:: Selected excerpt

Question

A process designed to remove organic sulphur from coal prior to combustion involves the reaction.
$X-S-Y+2NaOH\to X-O-Y+N{a}_{2}S+H_{2}O$
$CaC{O}_3\to CaO+C{O}_2$
$N{a}_{2}S+C{O}_2+H_{2}O\to N{a}_{2}C{O}_3+H_{2}S$
$CaO+H_{2}O\to Ca(OH{)}_2$
$N{a}_{2}C{O}_3+Ca(OH{)}_2\to CaC{O}_3+2NaOH$
In the processing of 320 metric tons of a coal having 1.0% sulphur content, how much limestone $\left(CaC{O}_3\right)$must be edecomposed to provide enough $Ca(OH{)}_2$ to regenerate the NaOH used in the original leaching step?

::::
:: The data

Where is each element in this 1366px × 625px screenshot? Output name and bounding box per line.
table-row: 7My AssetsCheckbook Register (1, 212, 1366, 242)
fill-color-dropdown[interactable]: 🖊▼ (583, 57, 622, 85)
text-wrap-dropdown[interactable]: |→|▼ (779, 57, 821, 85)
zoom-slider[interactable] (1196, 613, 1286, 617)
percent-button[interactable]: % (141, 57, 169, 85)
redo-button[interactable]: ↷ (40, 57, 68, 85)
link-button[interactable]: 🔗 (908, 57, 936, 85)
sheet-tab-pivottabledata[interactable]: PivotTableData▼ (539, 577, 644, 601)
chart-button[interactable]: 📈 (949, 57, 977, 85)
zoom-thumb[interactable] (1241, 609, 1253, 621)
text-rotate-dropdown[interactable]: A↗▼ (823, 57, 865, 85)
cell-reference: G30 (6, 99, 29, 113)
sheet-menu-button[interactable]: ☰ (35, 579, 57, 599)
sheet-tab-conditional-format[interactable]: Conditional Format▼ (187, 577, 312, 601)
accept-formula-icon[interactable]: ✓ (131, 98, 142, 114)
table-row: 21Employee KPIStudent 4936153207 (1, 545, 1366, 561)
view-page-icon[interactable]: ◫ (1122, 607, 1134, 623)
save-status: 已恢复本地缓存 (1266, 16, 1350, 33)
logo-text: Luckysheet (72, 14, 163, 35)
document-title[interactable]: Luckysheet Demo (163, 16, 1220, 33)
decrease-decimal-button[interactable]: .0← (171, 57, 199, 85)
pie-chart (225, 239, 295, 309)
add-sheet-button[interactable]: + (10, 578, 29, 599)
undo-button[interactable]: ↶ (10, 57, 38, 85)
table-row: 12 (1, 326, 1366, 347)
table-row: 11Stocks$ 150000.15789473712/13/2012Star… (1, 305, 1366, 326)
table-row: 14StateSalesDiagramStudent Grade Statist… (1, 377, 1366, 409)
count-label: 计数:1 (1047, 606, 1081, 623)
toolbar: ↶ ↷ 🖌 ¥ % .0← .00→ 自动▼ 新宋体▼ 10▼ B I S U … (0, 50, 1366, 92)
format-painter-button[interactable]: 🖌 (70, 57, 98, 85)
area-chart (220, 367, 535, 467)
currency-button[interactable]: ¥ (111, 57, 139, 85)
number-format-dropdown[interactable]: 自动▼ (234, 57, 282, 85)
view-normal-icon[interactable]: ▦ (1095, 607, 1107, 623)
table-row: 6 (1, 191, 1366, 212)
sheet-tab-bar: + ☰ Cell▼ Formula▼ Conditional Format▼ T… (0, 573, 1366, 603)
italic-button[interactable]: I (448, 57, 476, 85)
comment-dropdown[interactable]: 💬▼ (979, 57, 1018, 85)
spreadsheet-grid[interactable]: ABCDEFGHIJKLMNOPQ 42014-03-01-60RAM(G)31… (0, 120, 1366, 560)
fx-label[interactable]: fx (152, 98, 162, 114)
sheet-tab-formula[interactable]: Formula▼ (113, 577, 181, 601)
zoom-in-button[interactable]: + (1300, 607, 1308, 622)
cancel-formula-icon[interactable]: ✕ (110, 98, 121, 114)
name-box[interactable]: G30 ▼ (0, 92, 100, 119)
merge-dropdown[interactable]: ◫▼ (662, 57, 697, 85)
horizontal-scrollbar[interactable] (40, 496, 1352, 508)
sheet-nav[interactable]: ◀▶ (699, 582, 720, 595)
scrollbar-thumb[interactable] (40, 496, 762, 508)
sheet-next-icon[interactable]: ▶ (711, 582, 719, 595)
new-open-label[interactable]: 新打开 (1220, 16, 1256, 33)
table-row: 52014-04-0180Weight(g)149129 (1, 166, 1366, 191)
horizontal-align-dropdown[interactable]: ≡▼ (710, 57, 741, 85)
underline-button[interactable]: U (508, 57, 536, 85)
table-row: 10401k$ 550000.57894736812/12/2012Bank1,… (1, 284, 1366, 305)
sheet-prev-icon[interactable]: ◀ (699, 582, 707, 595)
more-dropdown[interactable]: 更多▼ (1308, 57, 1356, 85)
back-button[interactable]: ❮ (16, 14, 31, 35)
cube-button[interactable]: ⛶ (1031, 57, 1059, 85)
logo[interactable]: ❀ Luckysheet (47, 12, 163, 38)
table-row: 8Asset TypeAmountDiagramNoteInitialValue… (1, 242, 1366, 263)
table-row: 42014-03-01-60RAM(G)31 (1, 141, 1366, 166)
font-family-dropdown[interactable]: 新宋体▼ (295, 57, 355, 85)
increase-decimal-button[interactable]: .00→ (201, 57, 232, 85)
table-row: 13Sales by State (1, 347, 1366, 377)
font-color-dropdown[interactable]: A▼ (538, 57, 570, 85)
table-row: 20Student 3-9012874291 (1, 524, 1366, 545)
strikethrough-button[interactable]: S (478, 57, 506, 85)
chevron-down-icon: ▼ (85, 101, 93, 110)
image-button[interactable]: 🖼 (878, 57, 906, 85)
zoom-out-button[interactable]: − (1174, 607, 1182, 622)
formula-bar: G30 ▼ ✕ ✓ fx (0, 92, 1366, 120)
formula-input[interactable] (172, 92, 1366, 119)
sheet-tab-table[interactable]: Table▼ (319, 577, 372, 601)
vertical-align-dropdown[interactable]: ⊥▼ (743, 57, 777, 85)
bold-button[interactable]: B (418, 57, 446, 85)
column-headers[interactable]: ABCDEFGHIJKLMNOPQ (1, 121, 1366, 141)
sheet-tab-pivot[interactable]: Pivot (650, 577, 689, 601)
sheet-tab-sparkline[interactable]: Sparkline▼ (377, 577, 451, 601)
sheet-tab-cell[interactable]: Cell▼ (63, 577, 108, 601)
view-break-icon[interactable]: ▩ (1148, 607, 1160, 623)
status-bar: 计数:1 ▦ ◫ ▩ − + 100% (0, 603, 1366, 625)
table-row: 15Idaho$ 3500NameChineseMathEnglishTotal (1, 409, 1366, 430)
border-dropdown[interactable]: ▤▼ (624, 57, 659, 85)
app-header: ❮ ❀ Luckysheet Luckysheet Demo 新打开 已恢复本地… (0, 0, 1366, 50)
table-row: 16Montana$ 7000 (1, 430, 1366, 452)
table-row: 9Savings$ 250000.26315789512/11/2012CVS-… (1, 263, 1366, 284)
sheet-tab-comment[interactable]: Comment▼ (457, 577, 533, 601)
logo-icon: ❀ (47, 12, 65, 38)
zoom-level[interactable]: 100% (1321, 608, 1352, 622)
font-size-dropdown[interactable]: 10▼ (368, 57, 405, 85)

::::

● **Problem A**: In the coal sulfur problem, what sulfur content does the coal have?
● **Problem B**: Go on with the coal sulfur problem from the point where it stops.

● **Final answer A**: 1.0%

● **Final answer B**:
• A. 2.0 metric ton
• B. 4.0 metric ton
• C. 8.0 metric ton
• D. 10.0 metric ton

Answer 1

The correct option is D 10.0 metric ton

Weight of $CaC{O}_3=(320\times {10}^{6}gcoal)\left(\frac{1.0gS}{100gcoal}\right)\left(\frac{1molS}{32gS}\right)\left(\frac{1molCaC{O}_3}{molS}\right)\left(\frac{100gCaC{O}_3}{molCaC{O}_3}\right)$
$=\frac{320\times {10}^{6}1\times 1\times 1\times 100}{100\times 32}$
$=10\times {10}^{6}gCaC{O}_3$
$=10$ metric tone $CaC{O}_3$.
Hence, 10 metric tons of limestone $CaC{O}_3$ must be decomposed to provide enough Ca(OH)2 to regenerate the NaOH used in the original leaching step.Note: 1 metric ton $={10}^6$ g.